■ **Task requirements**
Please rewrite the rows below as a numbered list, starting at the first row and ending at the row that contains "x-tick-label: 0.7: [600, 651, 639, 681]", both included, and skip any blank lines.

■ **Supplied information**
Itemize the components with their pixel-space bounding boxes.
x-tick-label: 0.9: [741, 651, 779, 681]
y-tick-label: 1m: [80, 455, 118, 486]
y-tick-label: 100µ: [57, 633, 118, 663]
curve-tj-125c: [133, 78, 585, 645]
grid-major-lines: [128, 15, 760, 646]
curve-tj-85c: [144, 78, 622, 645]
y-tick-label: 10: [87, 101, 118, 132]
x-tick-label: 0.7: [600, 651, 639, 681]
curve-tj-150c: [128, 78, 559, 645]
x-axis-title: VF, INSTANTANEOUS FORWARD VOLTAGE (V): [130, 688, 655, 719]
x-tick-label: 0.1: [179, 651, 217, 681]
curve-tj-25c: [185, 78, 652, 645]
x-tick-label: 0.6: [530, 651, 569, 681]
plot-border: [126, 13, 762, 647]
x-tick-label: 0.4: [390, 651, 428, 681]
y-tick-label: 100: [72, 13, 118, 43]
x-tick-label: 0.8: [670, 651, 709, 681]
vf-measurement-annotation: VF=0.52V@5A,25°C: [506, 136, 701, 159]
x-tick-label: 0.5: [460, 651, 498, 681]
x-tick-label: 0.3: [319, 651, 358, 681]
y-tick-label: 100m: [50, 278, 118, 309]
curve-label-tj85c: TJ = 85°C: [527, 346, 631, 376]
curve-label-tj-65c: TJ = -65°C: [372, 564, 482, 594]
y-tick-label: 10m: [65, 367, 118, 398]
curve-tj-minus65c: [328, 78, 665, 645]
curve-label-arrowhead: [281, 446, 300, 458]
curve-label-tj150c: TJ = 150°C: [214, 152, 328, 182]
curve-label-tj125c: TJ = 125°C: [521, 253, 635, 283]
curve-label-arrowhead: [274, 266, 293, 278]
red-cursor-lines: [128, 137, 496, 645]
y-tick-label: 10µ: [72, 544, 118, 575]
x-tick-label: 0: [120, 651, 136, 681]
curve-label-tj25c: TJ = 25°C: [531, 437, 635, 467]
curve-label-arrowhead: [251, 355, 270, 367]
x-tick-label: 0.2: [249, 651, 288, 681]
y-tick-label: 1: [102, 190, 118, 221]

■ **Task response**
1. Itemize the components with their pixel-space bounding boxes.
2. x-tick-label: 0.9: [741, 651, 779, 681]
3. y-tick-label: 1m: [80, 455, 118, 486]
4. y-tick-label: 100µ: [57, 633, 118, 663]
5. curve-tj-125c: [133, 78, 585, 645]
6. grid-major-lines: [128, 15, 760, 646]
7. curve-tj-85c: [144, 78, 622, 645]
8. y-tick-label: 10: [87, 101, 118, 132]
9. x-tick-label: 0.7: [600, 651, 639, 681]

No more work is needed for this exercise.